### What is asked
Select the lines of the records containing the word "name" and list them.

### Given data
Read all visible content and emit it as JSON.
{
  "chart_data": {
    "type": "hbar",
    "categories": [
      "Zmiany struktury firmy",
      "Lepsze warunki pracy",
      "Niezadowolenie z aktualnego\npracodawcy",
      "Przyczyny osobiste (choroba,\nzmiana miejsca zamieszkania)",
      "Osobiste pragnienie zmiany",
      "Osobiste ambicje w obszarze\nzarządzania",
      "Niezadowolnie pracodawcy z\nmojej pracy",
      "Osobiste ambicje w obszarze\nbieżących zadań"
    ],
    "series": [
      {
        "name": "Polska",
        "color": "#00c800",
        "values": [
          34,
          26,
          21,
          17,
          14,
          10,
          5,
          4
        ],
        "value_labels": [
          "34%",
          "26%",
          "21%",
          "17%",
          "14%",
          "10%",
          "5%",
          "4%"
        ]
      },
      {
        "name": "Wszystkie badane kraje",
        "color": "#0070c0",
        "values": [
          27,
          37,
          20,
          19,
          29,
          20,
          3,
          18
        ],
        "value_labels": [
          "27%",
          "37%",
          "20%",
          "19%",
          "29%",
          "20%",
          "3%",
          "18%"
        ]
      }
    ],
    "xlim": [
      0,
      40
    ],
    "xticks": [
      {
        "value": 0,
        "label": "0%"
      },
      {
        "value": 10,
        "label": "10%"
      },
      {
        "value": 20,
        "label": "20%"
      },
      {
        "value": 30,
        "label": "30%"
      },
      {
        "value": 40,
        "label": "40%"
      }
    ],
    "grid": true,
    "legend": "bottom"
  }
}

### Result
        "name": "Polska",
        "name": "Wszystkie badane kraje",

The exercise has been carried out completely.